[Record list]
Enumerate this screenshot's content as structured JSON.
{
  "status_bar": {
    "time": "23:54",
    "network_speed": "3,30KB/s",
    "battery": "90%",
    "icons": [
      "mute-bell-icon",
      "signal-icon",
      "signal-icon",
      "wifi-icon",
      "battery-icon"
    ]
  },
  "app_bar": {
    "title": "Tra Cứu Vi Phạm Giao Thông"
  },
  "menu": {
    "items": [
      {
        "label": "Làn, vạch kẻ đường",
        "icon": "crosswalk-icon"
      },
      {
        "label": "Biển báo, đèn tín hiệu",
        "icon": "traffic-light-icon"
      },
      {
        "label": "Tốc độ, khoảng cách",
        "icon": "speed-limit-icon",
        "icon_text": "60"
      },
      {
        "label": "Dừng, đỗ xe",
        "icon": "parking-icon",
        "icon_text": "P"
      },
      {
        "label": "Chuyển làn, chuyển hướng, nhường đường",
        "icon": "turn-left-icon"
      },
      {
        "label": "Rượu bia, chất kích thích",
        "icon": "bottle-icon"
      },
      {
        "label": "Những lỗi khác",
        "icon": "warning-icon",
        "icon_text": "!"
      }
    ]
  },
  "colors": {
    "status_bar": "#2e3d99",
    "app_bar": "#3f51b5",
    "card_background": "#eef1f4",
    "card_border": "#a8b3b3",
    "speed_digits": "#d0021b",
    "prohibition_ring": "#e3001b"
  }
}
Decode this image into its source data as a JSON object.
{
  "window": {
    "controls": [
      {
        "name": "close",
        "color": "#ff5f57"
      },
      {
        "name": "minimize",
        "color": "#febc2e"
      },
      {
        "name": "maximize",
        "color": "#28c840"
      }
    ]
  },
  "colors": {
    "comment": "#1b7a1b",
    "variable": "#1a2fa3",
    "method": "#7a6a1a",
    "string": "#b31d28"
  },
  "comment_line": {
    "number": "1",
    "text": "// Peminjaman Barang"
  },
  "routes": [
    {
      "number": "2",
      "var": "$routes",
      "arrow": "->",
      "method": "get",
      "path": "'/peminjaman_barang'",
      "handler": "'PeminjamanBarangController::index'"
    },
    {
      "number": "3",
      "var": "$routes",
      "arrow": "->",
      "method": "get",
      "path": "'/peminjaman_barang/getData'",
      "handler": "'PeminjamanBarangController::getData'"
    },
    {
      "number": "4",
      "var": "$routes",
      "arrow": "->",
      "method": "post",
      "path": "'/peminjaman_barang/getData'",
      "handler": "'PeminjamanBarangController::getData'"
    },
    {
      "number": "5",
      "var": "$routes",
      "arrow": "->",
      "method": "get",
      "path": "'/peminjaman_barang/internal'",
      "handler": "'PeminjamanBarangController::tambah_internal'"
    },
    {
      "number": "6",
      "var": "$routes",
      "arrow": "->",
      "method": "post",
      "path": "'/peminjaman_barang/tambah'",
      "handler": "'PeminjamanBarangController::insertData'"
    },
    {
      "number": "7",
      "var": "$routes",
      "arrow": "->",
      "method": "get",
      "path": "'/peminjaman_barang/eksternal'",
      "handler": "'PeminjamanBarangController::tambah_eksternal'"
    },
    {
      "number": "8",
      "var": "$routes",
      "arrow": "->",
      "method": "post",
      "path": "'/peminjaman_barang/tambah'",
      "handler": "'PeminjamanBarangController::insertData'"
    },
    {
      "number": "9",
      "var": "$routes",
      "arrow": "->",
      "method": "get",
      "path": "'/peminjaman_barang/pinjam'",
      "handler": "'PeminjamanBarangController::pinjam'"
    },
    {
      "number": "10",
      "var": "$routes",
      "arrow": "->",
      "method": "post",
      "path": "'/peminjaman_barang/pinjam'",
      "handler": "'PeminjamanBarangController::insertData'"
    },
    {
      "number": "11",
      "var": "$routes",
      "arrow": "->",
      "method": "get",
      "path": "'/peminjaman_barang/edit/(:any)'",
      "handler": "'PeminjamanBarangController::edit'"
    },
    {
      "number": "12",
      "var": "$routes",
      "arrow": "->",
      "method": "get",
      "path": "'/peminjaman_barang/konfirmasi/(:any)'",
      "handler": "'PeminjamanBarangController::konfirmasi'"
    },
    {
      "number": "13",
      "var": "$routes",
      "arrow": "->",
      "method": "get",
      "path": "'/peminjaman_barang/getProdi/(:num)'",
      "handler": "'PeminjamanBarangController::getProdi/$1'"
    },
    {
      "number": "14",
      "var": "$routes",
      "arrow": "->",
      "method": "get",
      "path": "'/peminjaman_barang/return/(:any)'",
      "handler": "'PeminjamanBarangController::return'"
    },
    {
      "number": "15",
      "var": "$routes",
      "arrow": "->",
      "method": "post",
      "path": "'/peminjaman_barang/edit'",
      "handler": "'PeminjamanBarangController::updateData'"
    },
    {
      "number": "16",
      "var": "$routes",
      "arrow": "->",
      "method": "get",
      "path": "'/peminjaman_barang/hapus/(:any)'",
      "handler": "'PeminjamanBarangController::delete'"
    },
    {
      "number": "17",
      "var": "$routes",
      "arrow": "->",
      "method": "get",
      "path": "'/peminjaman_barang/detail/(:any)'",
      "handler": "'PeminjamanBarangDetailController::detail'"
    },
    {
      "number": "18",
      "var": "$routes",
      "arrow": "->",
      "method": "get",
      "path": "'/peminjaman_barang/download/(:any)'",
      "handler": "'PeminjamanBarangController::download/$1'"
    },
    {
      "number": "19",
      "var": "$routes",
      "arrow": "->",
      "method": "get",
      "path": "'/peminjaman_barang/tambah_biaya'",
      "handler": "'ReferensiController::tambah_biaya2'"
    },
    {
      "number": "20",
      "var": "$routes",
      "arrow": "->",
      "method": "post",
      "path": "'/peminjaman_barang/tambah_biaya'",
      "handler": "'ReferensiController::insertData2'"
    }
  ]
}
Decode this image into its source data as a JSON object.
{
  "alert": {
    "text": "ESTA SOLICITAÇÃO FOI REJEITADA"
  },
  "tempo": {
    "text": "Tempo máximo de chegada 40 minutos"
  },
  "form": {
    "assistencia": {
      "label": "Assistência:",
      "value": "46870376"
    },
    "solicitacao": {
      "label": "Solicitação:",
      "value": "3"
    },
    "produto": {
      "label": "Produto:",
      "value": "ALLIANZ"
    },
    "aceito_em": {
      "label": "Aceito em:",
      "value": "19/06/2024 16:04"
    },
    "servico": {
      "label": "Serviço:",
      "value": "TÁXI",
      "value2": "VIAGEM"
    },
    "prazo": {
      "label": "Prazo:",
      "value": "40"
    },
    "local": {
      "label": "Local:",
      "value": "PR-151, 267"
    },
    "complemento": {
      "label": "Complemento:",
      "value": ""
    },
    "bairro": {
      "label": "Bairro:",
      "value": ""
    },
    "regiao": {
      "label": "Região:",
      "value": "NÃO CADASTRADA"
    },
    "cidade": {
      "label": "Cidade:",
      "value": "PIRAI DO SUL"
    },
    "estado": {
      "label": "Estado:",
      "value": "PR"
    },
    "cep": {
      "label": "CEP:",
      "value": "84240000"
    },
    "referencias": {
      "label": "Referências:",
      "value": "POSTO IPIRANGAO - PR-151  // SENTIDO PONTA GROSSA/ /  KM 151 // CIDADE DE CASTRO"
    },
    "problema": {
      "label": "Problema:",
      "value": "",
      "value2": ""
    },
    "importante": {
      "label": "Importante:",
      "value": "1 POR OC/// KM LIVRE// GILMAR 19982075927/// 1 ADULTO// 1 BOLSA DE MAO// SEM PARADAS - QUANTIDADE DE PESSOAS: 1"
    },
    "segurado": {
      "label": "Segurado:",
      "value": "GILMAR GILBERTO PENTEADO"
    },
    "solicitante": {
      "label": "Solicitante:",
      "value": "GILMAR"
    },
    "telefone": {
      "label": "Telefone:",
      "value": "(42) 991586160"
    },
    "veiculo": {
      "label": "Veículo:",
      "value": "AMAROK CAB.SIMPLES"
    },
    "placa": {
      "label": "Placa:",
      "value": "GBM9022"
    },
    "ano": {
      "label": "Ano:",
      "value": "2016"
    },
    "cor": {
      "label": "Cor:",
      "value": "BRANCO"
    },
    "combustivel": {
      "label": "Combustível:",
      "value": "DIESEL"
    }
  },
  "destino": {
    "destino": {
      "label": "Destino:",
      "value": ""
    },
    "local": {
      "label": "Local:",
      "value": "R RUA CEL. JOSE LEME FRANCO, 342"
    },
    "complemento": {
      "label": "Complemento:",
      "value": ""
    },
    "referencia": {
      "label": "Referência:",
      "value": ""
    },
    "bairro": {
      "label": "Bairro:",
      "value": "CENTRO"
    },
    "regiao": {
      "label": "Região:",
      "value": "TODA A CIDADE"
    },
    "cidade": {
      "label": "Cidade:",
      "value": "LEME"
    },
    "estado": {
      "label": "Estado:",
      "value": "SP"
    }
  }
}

[What this task involves] Filter the listing above by the word "GILMAR"; copy each line that passes.

[Answer to the task]
      "value": "1 POR OC/// KM LIVRE// GILMAR 19982075927/// 1 ADULTO// 1 BOLSA DE MAO// SEM PARADAS - QUANTIDADE DE PESSOAS: 1"
      "value": "GILMAR GILBERTO PENTEADO"
      "value": "GILMAR"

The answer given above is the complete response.